---------- EXERCISE DATA
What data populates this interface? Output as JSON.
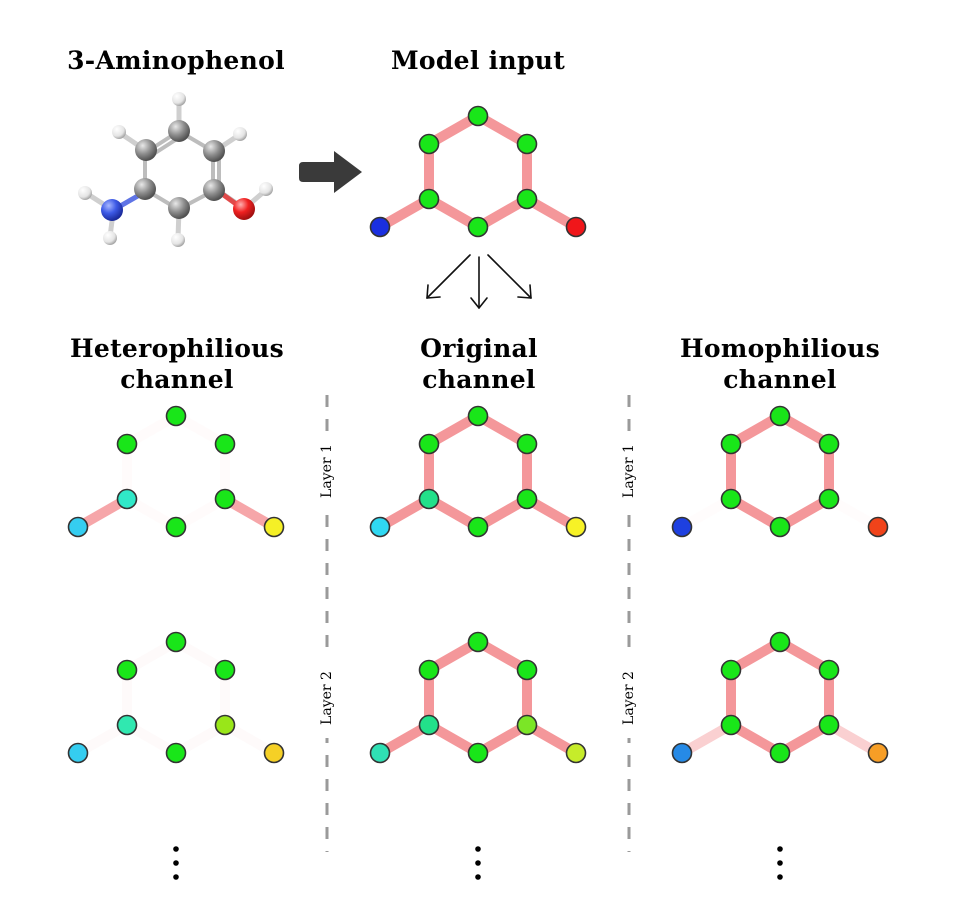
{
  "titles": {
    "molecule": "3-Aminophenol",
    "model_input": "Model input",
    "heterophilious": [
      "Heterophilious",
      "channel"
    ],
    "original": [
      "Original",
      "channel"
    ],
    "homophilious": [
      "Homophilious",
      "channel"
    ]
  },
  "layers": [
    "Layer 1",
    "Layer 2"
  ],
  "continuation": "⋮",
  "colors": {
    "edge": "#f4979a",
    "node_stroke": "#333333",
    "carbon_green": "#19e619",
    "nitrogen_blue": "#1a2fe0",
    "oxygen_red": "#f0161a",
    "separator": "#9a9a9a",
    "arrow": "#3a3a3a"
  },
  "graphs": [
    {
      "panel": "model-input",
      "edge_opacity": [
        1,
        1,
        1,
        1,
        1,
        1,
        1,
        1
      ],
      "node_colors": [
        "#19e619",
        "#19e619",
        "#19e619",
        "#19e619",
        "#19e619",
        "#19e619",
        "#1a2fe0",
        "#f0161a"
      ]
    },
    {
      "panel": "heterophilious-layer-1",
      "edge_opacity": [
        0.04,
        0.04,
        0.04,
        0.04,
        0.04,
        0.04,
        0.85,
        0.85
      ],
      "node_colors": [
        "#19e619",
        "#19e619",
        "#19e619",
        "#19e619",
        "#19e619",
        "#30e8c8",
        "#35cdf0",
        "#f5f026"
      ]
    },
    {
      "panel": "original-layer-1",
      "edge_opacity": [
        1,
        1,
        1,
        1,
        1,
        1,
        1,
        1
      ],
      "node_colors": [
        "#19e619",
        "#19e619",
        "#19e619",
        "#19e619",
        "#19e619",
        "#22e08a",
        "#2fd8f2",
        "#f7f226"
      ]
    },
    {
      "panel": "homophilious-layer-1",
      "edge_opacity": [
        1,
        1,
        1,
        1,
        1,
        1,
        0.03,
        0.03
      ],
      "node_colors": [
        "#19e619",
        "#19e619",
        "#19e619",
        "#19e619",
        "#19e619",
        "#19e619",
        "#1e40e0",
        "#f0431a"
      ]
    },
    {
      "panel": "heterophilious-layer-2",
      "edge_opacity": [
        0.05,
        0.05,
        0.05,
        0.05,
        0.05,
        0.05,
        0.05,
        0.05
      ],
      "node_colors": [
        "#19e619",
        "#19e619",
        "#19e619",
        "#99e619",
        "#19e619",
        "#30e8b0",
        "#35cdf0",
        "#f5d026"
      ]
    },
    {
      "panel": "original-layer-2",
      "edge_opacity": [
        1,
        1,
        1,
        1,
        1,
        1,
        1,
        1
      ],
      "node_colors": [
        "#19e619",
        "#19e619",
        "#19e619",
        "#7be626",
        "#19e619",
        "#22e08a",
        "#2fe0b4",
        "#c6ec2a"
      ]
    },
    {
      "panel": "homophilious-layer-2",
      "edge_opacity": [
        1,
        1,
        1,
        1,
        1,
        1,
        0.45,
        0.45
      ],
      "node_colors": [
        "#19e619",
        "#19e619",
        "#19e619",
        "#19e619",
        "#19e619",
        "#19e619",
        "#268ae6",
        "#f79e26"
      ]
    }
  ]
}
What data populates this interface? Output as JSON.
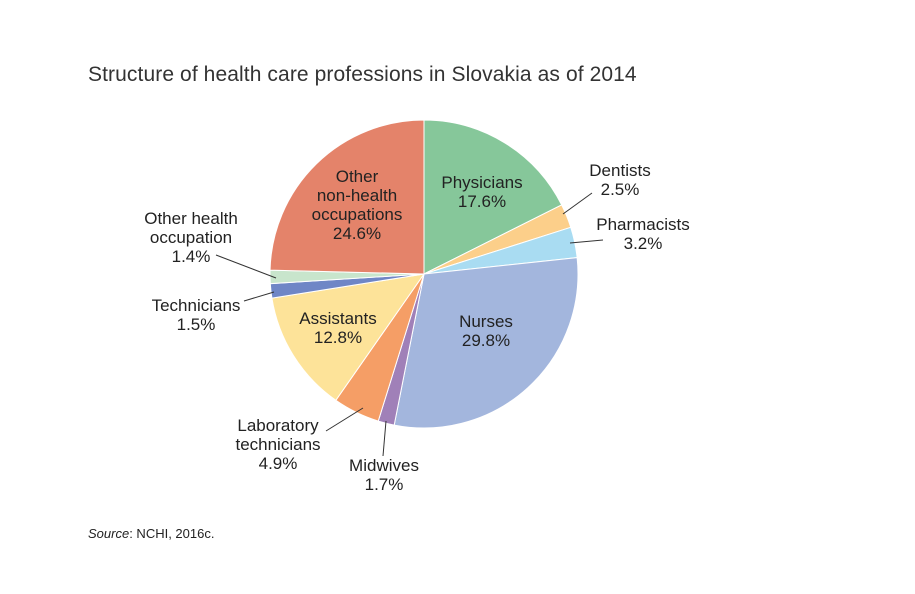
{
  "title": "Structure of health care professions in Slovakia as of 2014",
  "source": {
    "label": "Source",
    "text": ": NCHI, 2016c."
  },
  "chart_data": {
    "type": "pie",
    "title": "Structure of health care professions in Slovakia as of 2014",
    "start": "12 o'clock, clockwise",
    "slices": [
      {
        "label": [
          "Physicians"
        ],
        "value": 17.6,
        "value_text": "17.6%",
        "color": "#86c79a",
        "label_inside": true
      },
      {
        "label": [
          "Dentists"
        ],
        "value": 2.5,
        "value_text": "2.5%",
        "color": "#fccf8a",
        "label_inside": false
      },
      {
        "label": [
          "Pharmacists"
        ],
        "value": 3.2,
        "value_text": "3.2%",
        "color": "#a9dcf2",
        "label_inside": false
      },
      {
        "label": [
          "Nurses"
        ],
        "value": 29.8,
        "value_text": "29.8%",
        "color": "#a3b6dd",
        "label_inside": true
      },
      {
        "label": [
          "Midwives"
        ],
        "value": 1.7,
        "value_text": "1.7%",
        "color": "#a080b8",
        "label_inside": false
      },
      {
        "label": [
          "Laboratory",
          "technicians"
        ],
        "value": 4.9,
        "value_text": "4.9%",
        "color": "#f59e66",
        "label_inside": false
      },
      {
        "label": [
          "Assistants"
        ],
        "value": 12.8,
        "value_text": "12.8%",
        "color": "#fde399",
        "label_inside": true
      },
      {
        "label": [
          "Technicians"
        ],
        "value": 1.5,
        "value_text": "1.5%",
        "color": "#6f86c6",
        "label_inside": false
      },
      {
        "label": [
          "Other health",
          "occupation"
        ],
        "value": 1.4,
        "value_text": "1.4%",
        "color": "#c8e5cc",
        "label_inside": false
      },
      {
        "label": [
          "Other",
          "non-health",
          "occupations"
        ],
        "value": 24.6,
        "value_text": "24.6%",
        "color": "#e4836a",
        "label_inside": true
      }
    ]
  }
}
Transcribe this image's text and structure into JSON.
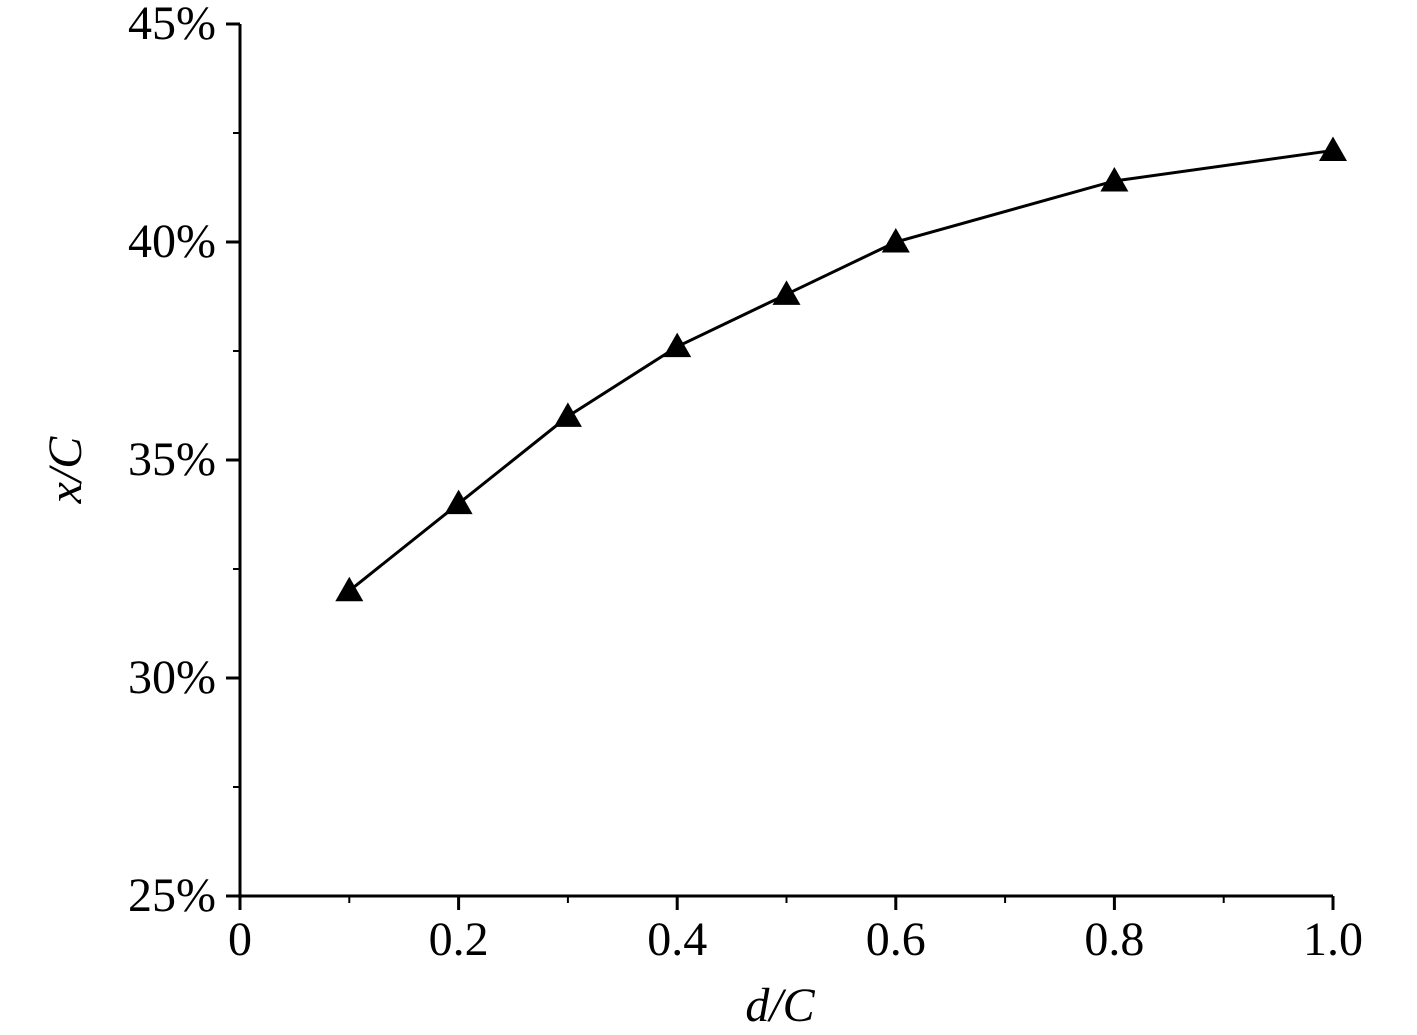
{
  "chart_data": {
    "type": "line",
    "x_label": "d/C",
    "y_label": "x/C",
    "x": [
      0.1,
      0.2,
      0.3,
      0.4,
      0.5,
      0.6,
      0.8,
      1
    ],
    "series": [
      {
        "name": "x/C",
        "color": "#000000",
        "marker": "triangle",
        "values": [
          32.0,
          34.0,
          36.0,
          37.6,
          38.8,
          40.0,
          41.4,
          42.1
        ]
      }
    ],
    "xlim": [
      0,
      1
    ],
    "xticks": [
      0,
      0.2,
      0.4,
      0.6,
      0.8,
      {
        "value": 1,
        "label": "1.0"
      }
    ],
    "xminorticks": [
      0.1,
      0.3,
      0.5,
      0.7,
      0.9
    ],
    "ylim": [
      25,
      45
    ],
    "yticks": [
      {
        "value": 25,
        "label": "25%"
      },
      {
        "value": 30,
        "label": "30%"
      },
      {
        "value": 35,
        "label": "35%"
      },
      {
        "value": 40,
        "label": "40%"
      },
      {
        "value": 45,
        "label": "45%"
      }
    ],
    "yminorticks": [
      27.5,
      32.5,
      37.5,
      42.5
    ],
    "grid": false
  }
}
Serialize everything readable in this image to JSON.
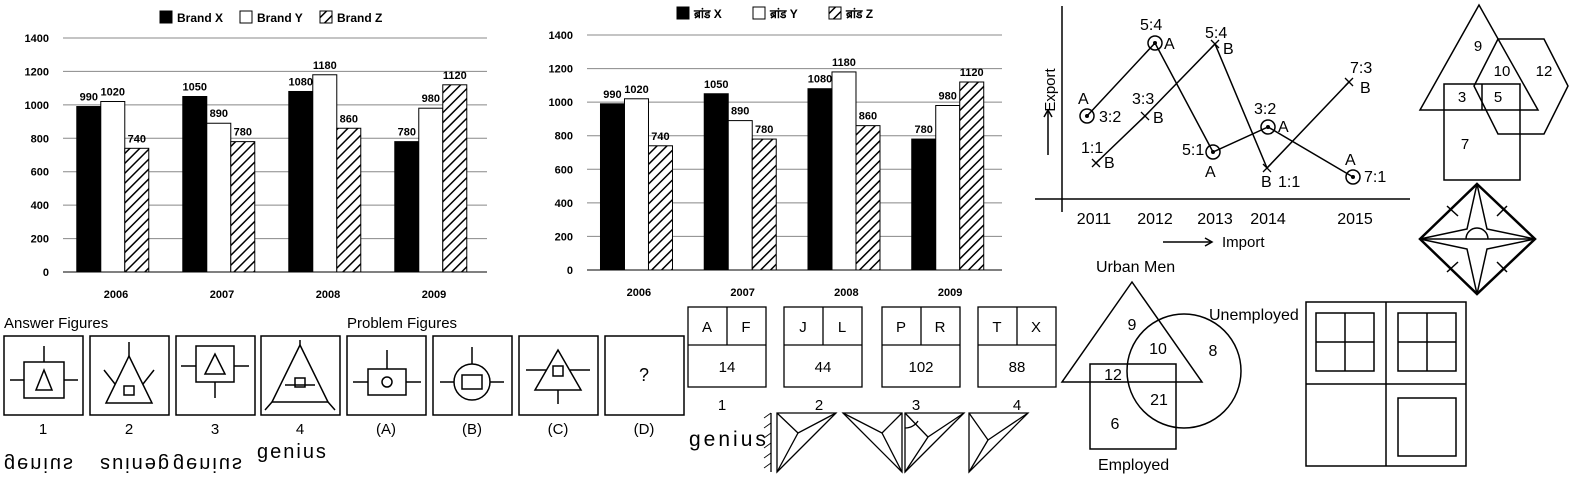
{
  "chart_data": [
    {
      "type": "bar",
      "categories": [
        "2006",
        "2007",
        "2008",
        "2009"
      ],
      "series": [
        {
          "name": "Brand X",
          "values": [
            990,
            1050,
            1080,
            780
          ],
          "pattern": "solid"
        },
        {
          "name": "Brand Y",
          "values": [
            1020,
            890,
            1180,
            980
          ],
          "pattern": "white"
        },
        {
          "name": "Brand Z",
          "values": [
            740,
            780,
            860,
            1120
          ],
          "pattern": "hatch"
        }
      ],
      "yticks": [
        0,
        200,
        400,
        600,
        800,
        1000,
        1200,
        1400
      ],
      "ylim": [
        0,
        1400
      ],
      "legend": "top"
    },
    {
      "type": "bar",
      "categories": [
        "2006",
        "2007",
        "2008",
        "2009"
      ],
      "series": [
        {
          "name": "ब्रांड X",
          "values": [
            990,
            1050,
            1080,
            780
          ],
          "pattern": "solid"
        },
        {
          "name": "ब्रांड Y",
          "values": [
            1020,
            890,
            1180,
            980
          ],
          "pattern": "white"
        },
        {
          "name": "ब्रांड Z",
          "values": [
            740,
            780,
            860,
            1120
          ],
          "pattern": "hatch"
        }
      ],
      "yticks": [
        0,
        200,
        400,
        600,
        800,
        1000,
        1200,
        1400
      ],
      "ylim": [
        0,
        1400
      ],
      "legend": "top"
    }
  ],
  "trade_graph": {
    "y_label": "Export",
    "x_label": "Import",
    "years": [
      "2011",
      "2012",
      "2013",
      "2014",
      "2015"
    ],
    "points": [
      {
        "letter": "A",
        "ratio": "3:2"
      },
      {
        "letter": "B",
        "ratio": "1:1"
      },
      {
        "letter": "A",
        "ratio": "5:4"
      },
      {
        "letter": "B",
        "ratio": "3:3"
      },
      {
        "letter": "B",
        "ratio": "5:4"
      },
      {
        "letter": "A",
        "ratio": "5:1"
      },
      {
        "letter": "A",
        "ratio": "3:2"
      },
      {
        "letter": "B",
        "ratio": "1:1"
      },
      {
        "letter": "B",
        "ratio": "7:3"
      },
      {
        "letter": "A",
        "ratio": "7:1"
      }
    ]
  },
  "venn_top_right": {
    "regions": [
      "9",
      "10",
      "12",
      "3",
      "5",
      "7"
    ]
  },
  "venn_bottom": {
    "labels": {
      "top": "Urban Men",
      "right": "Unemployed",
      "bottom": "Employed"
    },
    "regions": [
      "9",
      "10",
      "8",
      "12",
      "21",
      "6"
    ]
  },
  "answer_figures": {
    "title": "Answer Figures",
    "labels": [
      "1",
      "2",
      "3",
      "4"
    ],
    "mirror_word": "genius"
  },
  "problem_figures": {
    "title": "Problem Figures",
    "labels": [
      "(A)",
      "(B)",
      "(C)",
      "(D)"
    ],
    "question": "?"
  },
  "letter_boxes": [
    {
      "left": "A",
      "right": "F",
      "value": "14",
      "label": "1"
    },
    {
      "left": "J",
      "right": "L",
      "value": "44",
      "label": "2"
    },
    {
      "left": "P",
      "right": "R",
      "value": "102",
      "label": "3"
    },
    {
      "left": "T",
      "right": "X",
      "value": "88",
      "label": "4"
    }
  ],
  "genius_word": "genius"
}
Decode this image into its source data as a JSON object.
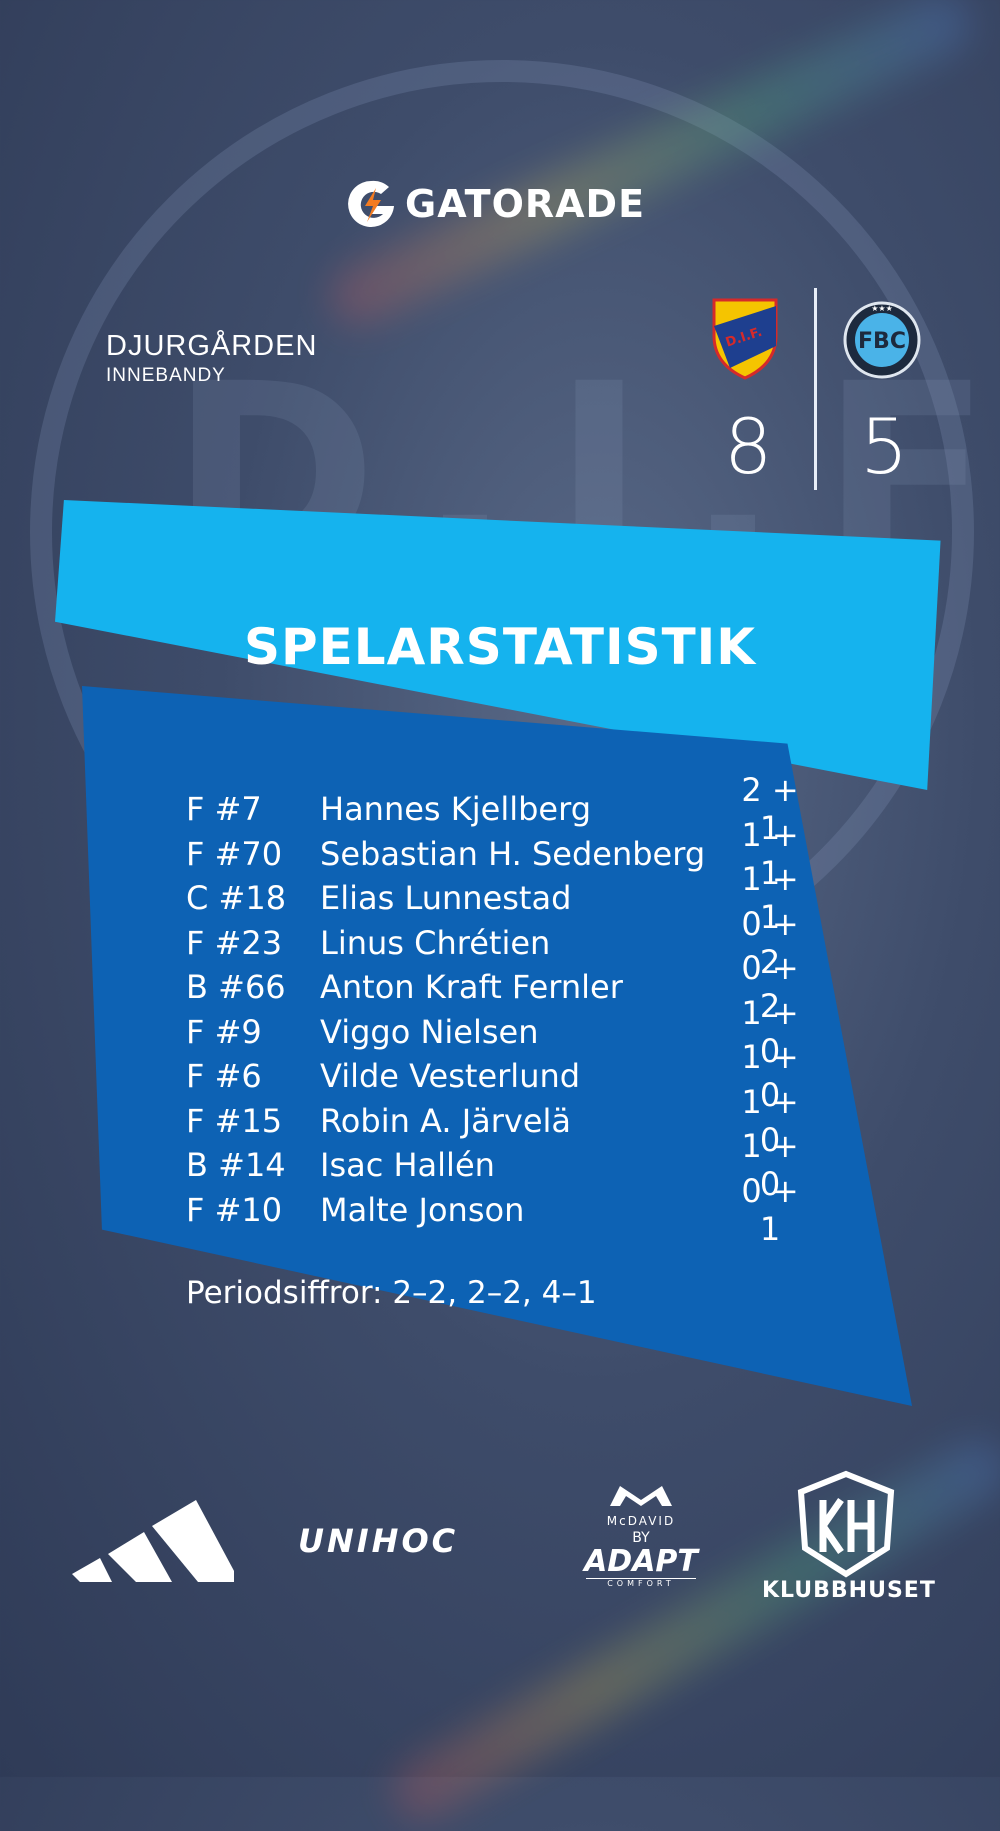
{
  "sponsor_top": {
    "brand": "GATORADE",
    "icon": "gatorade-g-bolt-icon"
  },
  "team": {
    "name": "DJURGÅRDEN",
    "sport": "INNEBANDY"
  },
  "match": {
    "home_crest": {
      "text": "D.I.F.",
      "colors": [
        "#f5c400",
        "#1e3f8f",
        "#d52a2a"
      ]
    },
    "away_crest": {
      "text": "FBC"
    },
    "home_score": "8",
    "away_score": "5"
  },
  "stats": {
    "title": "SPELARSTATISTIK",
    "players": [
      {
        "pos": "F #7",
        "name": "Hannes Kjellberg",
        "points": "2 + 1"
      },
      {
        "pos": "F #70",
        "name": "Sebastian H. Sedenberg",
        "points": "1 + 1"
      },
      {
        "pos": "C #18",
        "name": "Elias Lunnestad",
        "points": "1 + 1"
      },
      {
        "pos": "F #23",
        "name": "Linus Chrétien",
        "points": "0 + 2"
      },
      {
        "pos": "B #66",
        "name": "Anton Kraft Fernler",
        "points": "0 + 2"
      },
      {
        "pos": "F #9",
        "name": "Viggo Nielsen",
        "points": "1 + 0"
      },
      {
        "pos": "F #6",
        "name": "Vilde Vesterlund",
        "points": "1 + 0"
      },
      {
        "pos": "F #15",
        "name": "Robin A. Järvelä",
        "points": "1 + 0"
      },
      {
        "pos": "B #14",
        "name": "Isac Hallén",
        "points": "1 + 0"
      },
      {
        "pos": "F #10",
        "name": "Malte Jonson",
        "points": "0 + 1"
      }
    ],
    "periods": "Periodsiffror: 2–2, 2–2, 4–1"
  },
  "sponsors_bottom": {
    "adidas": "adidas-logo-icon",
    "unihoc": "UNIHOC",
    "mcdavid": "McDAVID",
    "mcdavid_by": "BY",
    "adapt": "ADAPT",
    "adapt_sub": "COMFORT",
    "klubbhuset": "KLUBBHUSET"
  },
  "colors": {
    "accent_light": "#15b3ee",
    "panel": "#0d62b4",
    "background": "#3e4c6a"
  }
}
--------------------
STATED EXERCISE: In the records above, locate each line with the word "Slovakia". Copy all such lines.

RESPONSE TO THE TASK:
  "title": "Structure of health care professions in Slovakia as of 2014",
    "title": "Structure of health care professions in Slovakia as of 2014",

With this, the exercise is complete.